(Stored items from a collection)
---*---

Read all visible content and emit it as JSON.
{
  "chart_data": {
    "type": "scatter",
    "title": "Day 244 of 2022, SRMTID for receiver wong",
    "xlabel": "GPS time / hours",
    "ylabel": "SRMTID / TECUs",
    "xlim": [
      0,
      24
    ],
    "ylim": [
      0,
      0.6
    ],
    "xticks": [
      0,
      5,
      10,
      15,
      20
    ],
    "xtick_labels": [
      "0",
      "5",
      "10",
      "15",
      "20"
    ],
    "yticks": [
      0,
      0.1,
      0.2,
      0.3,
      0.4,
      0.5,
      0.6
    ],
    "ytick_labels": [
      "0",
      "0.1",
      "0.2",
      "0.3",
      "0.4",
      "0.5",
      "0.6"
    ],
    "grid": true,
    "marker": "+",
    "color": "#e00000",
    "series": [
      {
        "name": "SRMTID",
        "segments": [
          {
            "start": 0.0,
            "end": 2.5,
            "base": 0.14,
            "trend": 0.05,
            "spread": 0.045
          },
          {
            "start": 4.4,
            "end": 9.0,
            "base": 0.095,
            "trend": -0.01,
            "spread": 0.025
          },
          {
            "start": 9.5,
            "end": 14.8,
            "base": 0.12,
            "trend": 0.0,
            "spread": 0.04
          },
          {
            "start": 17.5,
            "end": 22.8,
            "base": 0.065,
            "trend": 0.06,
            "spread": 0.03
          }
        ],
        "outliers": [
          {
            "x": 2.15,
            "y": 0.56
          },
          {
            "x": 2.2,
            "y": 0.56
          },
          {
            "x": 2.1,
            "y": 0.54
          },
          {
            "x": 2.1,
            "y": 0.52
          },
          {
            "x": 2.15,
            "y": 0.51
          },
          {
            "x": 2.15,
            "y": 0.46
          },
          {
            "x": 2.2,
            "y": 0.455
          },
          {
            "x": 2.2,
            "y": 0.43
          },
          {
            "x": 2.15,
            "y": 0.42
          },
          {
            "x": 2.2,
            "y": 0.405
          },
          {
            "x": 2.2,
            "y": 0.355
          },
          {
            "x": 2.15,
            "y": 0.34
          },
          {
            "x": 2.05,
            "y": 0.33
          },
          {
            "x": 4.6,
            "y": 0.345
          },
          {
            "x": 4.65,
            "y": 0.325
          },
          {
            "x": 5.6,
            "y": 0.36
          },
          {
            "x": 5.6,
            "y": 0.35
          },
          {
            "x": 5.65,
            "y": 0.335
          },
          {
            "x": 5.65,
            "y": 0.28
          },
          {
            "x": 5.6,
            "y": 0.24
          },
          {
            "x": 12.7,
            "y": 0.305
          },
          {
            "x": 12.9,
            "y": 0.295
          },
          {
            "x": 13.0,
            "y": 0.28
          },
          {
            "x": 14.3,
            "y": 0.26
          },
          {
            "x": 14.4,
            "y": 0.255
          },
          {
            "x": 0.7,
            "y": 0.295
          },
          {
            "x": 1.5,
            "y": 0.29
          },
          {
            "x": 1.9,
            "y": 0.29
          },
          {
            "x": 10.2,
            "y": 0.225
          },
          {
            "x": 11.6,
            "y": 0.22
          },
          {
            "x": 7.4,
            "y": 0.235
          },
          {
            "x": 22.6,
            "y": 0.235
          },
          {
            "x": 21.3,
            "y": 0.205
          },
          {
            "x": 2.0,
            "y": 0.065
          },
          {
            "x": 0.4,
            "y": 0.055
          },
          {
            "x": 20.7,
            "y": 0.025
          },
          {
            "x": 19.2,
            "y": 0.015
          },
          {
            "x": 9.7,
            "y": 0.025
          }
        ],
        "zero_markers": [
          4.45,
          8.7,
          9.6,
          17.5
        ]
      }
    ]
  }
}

---*---

→ PROMPT
Where does the word "trend" appear? Return each line that holds it.

→ RESPONSE TO THE TASK
            "trend": 0.05,
            "trend": -0.01,
            "trend": 0.0,
            "trend": 0.06,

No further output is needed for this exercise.